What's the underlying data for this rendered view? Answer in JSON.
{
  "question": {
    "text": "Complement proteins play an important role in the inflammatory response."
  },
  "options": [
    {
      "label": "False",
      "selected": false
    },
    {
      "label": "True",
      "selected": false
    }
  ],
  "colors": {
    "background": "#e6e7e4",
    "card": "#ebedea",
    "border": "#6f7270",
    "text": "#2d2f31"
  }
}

_Work item:_
The entries must all be transcribed exactly.

_Result:_
What's the underlying data for this rendered view? Answer in JSON.
{
  "question": {
    "text": "Complement proteins play an important role in the inflammatory response."
  },
  "options": [
    {
      "label": "False",
      "selected": false
    },
    {
      "label": "True",
      "selected": false
    }
  ],
  "colors": {
    "background": "#e6e7e4",
    "card": "#ebedea",
    "border": "#6f7270",
    "text": "#2d2f31"
  }
}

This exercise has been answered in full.